**ENTRIES SHOWN**
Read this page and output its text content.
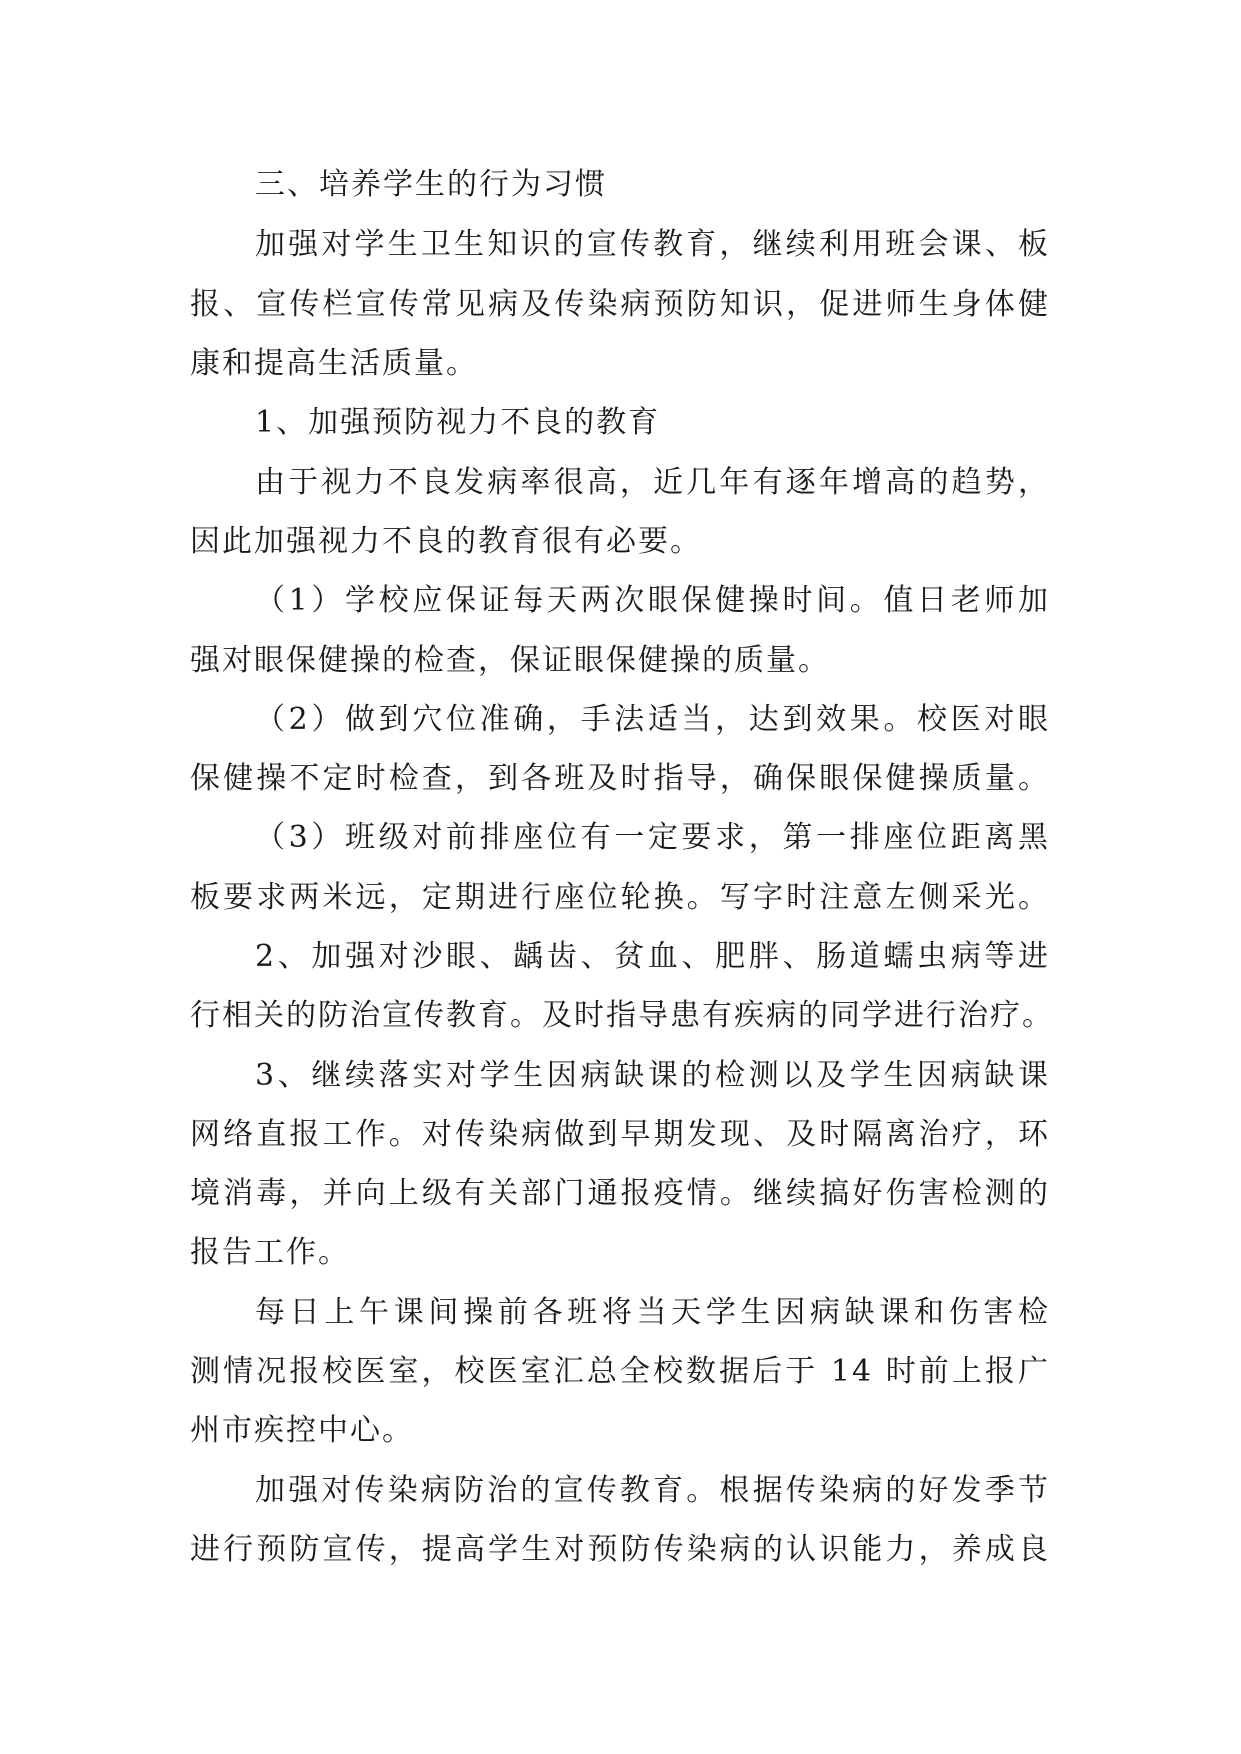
三、培养学生的行为习惯
加强对学生卫生知识的宣传教育，继续利用班会课、板
报、宣传栏宣传常见病及传染病预防知识，促进师生身体健
康和提高生活质量。
1、加强预防视力不良的教育
由于视力不良发病率很高，近几年有逐年增高的趋势，
因此加强视力不良的教育很有必要。
（1）学校应保证每天两次眼保健操时间。值日老师加
强对眼保健操的检查，保证眼保健操的质量。
（2）做到穴位准确，手法适当，达到效果。校医对眼
保健操不定时检查，到各班及时指导，确保眼保健操质量。
（3）班级对前排座位有一定要求，第一排座位距离黑
板要求两米远，定期进行座位轮换。写字时注意左侧采光。
2、加强对沙眼、龋齿、贫血、肥胖、肠道蠕虫病等进
行相关的防治宣传教育。及时指导患有疾病的同学进行治疗。
3、继续落实对学生因病缺课的检测以及学生因病缺课
网络直报工作。对传染病做到早期发现、及时隔离治疗，环
境消毒，并向上级有关部门通报疫情。继续搞好伤害检测的
报告工作。
每日上午课间操前各班将当天学生因病缺课和伤害检
测情况报校医室，校医室汇总全校数据后于 14 时前上报广
州市疾控中心。
加强对传染病防治的宣传教育。根据传染病的好发季节
进行预防宣传，提高学生对预防传染病的认识能力，养成良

**WHAT TO DO**
All entries are to be retyped exactly. Omit any embedded images.

**EXPECTED ANSWER**
Read this page and output its text content.
三、培养学生的行为习惯
加强对学生卫生知识的宣传教育，继续利用班会课、板
报、宣传栏宣传常见病及传染病预防知识，促进师生身体健
康和提高生活质量。
1、加强预防视力不良的教育
由于视力不良发病率很高，近几年有逐年增高的趋势，
因此加强视力不良的教育很有必要。
（1）学校应保证每天两次眼保健操时间。值日老师加
强对眼保健操的检查，保证眼保健操的质量。
（2）做到穴位准确，手法适当，达到效果。校医对眼
保健操不定时检查，到各班及时指导，确保眼保健操质量。
（3）班级对前排座位有一定要求，第一排座位距离黑
板要求两米远，定期进行座位轮换。写字时注意左侧采光。
2、加强对沙眼、龋齿、贫血、肥胖、肠道蠕虫病等进
行相关的防治宣传教育。及时指导患有疾病的同学进行治疗。
3、继续落实对学生因病缺课的检测以及学生因病缺课
网络直报工作。对传染病做到早期发现、及时隔离治疗，环
境消毒，并向上级有关部门通报疫情。继续搞好伤害检测的
报告工作。
每日上午课间操前各班将当天学生因病缺课和伤害检
测情况报校医室，校医室汇总全校数据后于 14 时前上报广
州市疾控中心。
加强对传染病防治的宣传教育。根据传染病的好发季节
进行预防宣传，提高学生对预防传染病的认识能力，养成良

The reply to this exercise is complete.